Given request
Lines that hold the word "filter" should be located and copied.

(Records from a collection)
•••••

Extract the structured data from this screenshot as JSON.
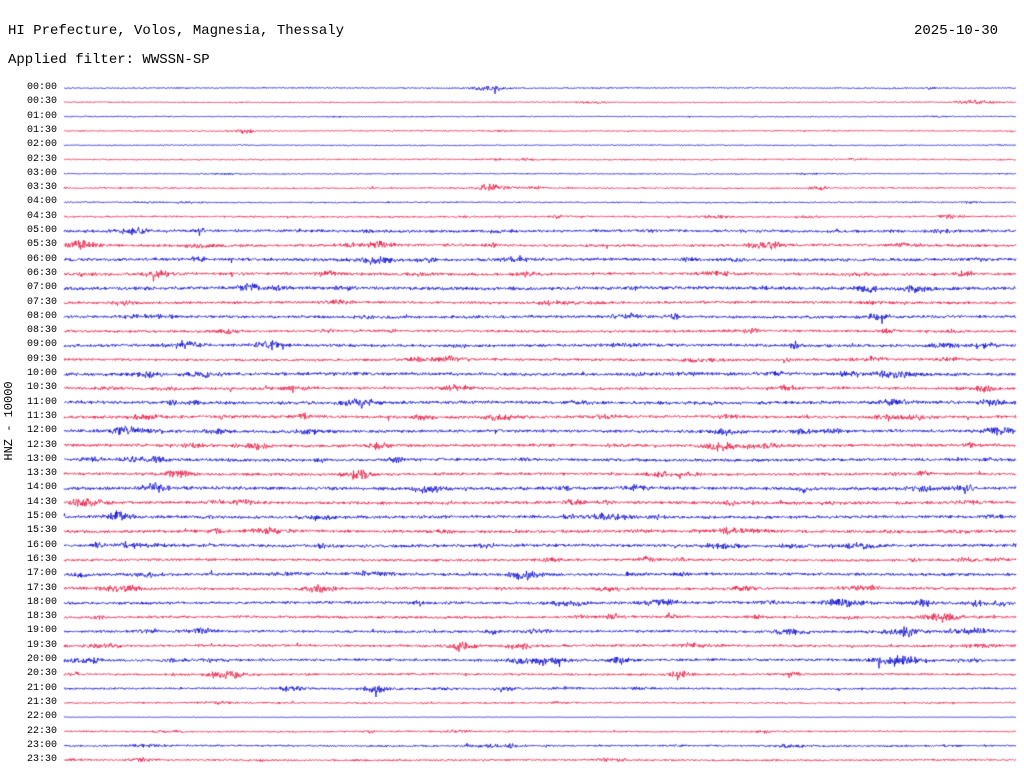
{
  "header": {
    "title": "HI Prefecture, Volos, Magnesia, Thessaly",
    "date": "2025-10-30",
    "filter_label": "Applied filter: WWSSN-SP"
  },
  "axis": {
    "ylabel": "HNZ - 10000"
  },
  "colors": {
    "b": "#0000cd",
    "r": "#e8103c"
  },
  "chart_data": {
    "type": "line",
    "subtype": "helicorder-seismogram",
    "title": "HI Prefecture, Volos, Magnesia, Thessaly",
    "date": "2025-10-30",
    "filter": "WWSSN-SP",
    "ylabel": "HNZ - 10000",
    "minutes_per_row": 30,
    "row_count": 48,
    "legend": "alternating blue/red traces per 30-minute segment, amplitudes in px half-height, events as [fraction_of_row, amplitude]",
    "rows": [
      {
        "t": "00:00",
        "color": "b",
        "amp": 0.7,
        "n": 2,
        "seed": 11,
        "events": [
          [
            0.447,
            2.2
          ]
        ]
      },
      {
        "t": "00:30",
        "color": "r",
        "amp": 0.7,
        "n": 2,
        "seed": 23,
        "events": [
          [
            0.957,
            2.0
          ]
        ]
      },
      {
        "t": "01:00",
        "color": "b",
        "amp": 0.65,
        "n": 2,
        "seed": 37,
        "events": []
      },
      {
        "t": "01:30",
        "color": "r",
        "amp": 0.75,
        "n": 2,
        "seed": 41,
        "events": [
          [
            0.19,
            2.4
          ]
        ]
      },
      {
        "t": "02:00",
        "color": "b",
        "amp": 0.65,
        "n": 2,
        "seed": 53,
        "events": []
      },
      {
        "t": "02:30",
        "color": "r",
        "amp": 0.85,
        "n": 3,
        "seed": 67,
        "events": []
      },
      {
        "t": "03:00",
        "color": "b",
        "amp": 0.7,
        "n": 2,
        "seed": 71,
        "events": []
      },
      {
        "t": "03:30",
        "color": "r",
        "amp": 0.95,
        "n": 3,
        "seed": 83,
        "events": [
          [
            0.452,
            3.2
          ]
        ]
      },
      {
        "t": "04:00",
        "color": "b",
        "amp": 0.8,
        "n": 3,
        "seed": 97,
        "events": []
      },
      {
        "t": "04:30",
        "color": "r",
        "amp": 1.05,
        "n": 5,
        "seed": 101,
        "events": []
      },
      {
        "t": "05:00",
        "color": "b",
        "amp": 1.6,
        "n": 8,
        "seed": 113,
        "events": []
      },
      {
        "t": "05:30",
        "color": "r",
        "amp": 1.6,
        "n": 7,
        "seed": 127,
        "events": [
          [
            0.022,
            3.0
          ],
          [
            0.332,
            3.0
          ]
        ]
      },
      {
        "t": "06:00",
        "color": "b",
        "amp": 1.7,
        "n": 8,
        "seed": 131,
        "events": []
      },
      {
        "t": "06:30",
        "color": "r",
        "amp": 1.6,
        "n": 7,
        "seed": 139,
        "events": [
          [
            0.1,
            3.4
          ]
        ]
      },
      {
        "t": "07:00",
        "color": "b",
        "amp": 1.95,
        "n": 8,
        "seed": 149,
        "events": [
          [
            0.894,
            2.5
          ]
        ]
      },
      {
        "t": "07:30",
        "color": "r",
        "amp": 1.55,
        "n": 6,
        "seed": 151,
        "events": []
      },
      {
        "t": "08:00",
        "color": "b",
        "amp": 1.6,
        "n": 7,
        "seed": 163,
        "events": []
      },
      {
        "t": "08:30",
        "color": "r",
        "amp": 1.45,
        "n": 6,
        "seed": 167,
        "events": []
      },
      {
        "t": "09:00",
        "color": "b",
        "amp": 1.65,
        "n": 7,
        "seed": 173,
        "events": [
          [
            0.216,
            3.0
          ],
          [
            0.967,
            3.0
          ]
        ]
      },
      {
        "t": "09:30",
        "color": "r",
        "amp": 1.45,
        "n": 6,
        "seed": 179,
        "events": [
          [
            0.405,
            2.5
          ],
          [
            0.852,
            2.5
          ]
        ]
      },
      {
        "t": "10:00",
        "color": "b",
        "amp": 1.85,
        "n": 8,
        "seed": 181,
        "events": []
      },
      {
        "t": "10:30",
        "color": "r",
        "amp": 1.55,
        "n": 6,
        "seed": 191,
        "events": [
          [
            0.967,
            3.0
          ]
        ]
      },
      {
        "t": "11:00",
        "color": "b",
        "amp": 1.9,
        "n": 8,
        "seed": 193,
        "events": []
      },
      {
        "t": "11:30",
        "color": "r",
        "amp": 1.7,
        "n": 7,
        "seed": 197,
        "events": [
          [
            0.458,
            3.0
          ],
          [
            0.862,
            3.0
          ]
        ]
      },
      {
        "t": "12:00",
        "color": "b",
        "amp": 1.7,
        "n": 7,
        "seed": 199,
        "events": [
          [
            0.07,
            3.0
          ],
          [
            0.805,
            2.5
          ]
        ]
      },
      {
        "t": "12:30",
        "color": "r",
        "amp": 1.7,
        "n": 7,
        "seed": 211,
        "events": [
          [
            0.332,
            3.0
          ],
          [
            0.689,
            3.5
          ]
        ]
      },
      {
        "t": "13:00",
        "color": "b",
        "amp": 1.7,
        "n": 7,
        "seed": 223,
        "events": []
      },
      {
        "t": "13:30",
        "color": "r",
        "amp": 1.6,
        "n": 6,
        "seed": 227,
        "events": [
          [
            0.31,
            3.0
          ],
          [
            0.626,
            2.5
          ]
        ]
      },
      {
        "t": "14:00",
        "color": "b",
        "amp": 1.8,
        "n": 7,
        "seed": 229,
        "events": [
          [
            0.1,
            3.5
          ],
          [
            0.385,
            3.0
          ]
        ]
      },
      {
        "t": "14:30",
        "color": "r",
        "amp": 1.7,
        "n": 7,
        "seed": 233,
        "events": [
          [
            0.022,
            3.5
          ],
          [
            0.537,
            2.5
          ]
        ]
      },
      {
        "t": "15:00",
        "color": "b",
        "amp": 1.7,
        "n": 7,
        "seed": 239,
        "events": [
          [
            0.574,
            3.0
          ]
        ]
      },
      {
        "t": "15:30",
        "color": "r",
        "amp": 1.7,
        "n": 7,
        "seed": 241,
        "events": [
          [
            0.216,
            3.0
          ],
          [
            0.7,
            3.5
          ]
        ]
      },
      {
        "t": "16:00",
        "color": "b",
        "amp": 1.7,
        "n": 7,
        "seed": 251,
        "events": [
          [
            0.069,
            3.0
          ],
          [
            0.836,
            2.5
          ]
        ]
      },
      {
        "t": "16:30",
        "color": "r",
        "amp": 1.5,
        "n": 6,
        "seed": 257,
        "events": []
      },
      {
        "t": "17:00",
        "color": "b",
        "amp": 1.65,
        "n": 7,
        "seed": 263,
        "events": [
          [
            0.49,
            3.5
          ]
        ]
      },
      {
        "t": "17:30",
        "color": "r",
        "amp": 1.6,
        "n": 6,
        "seed": 269,
        "events": [
          [
            0.269,
            3.0
          ],
          [
            0.574,
            2.5
          ]
        ]
      },
      {
        "t": "18:00",
        "color": "b",
        "amp": 1.6,
        "n": 7,
        "seed": 271,
        "events": [
          [
            0.626,
            3.0
          ],
          [
            0.82,
            3.0
          ],
          [
            0.9,
            3.0
          ]
        ]
      },
      {
        "t": "18:30",
        "color": "r",
        "amp": 1.5,
        "n": 6,
        "seed": 277,
        "events": [
          [
            0.92,
            3.5
          ],
          [
            0.574,
            2.5
          ]
        ]
      },
      {
        "t": "19:00",
        "color": "b",
        "amp": 1.45,
        "n": 6,
        "seed": 281,
        "events": [
          [
            0.763,
            3.0
          ],
          [
            0.883,
            3.0
          ],
          [
            0.957,
            2.5
          ]
        ]
      },
      {
        "t": "19:30",
        "color": "r",
        "amp": 1.45,
        "n": 6,
        "seed": 283,
        "events": [
          [
            0.416,
            3.0
          ],
          [
            0.479,
            3.0
          ]
        ]
      },
      {
        "t": "20:00",
        "color": "b",
        "amp": 1.5,
        "n": 7,
        "seed": 293,
        "events": [
          [
            0.022,
            3.5
          ],
          [
            0.49,
            4.0
          ],
          [
            0.584,
            3.5
          ],
          [
            0.868,
            3.0
          ]
        ]
      },
      {
        "t": "20:30",
        "color": "r",
        "amp": 1.25,
        "n": 5,
        "seed": 307,
        "events": [
          [
            0.174,
            4.0
          ],
          [
            0.647,
            4.5
          ]
        ]
      },
      {
        "t": "21:00",
        "color": "b",
        "amp": 1.15,
        "n": 4,
        "seed": 311,
        "events": [
          [
            0.237,
            2.5
          ],
          [
            0.327,
            4.5
          ]
        ]
      },
      {
        "t": "21:30",
        "color": "r",
        "amp": 0.95,
        "n": 3,
        "seed": 313,
        "events": []
      },
      {
        "t": "22:00",
        "color": "b",
        "amp": 0.3,
        "n": 0,
        "seed": 317,
        "events": []
      },
      {
        "t": "22:30",
        "color": "r",
        "amp": 0.95,
        "n": 3,
        "seed": 331,
        "events": [
          [
            0.11,
            1.6
          ]
        ]
      },
      {
        "t": "23:00",
        "color": "b",
        "amp": 1.1,
        "n": 4,
        "seed": 337,
        "events": []
      },
      {
        "t": "23:30",
        "color": "r",
        "amp": 1.1,
        "n": 4,
        "seed": 347,
        "events": [
          [
            0.08,
            1.6
          ]
        ]
      }
    ]
  }
}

•••••

Task solution
    "filter_label": "Applied filter: WWSSN-SP"
    "filter": "WWSSN-SP",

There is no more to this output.